***** Given data *****

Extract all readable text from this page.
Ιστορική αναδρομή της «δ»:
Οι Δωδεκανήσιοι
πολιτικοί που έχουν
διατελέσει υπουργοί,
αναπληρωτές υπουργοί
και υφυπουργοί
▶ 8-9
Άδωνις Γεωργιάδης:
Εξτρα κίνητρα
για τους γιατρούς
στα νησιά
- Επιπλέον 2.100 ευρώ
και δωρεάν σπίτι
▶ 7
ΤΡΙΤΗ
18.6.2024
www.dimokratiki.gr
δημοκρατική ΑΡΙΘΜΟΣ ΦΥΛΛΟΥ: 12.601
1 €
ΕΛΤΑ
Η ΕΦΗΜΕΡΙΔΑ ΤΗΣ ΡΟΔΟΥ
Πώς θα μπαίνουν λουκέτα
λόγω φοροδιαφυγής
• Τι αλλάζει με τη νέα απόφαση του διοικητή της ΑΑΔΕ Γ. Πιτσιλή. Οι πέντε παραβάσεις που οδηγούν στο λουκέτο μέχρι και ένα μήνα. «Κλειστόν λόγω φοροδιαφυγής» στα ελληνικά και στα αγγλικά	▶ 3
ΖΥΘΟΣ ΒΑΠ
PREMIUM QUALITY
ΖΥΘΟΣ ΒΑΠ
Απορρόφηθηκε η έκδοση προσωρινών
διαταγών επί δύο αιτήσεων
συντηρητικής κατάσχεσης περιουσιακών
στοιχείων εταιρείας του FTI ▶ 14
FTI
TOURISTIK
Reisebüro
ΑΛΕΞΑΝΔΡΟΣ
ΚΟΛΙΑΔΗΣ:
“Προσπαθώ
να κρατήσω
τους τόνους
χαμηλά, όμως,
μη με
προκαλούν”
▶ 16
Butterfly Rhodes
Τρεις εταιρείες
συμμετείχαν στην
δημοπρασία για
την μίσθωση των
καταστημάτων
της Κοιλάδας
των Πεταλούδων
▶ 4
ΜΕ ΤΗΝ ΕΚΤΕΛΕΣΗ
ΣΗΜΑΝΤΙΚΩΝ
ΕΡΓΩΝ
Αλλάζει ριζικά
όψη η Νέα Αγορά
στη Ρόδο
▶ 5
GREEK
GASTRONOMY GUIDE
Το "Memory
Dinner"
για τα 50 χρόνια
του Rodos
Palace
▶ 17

*****

◆ **Exercise details**: Copy all lines above containing the string "φοροδιαφυγής".

◆ **Result of the exercise**:
λόγω φοροδιαφυγής
• Τι αλλάζει με τη νέα απόφαση του διοικητή της ΑΑΔΕ Γ. Πιτσιλή. Οι πέντε παραβάσεις που οδηγούν στο λουκέτο μέχρι και ένα μήνα. «Κλειστόν λόγω φοροδιαφυγής» στα ελληνικά και στα αγγλικά	▶ 3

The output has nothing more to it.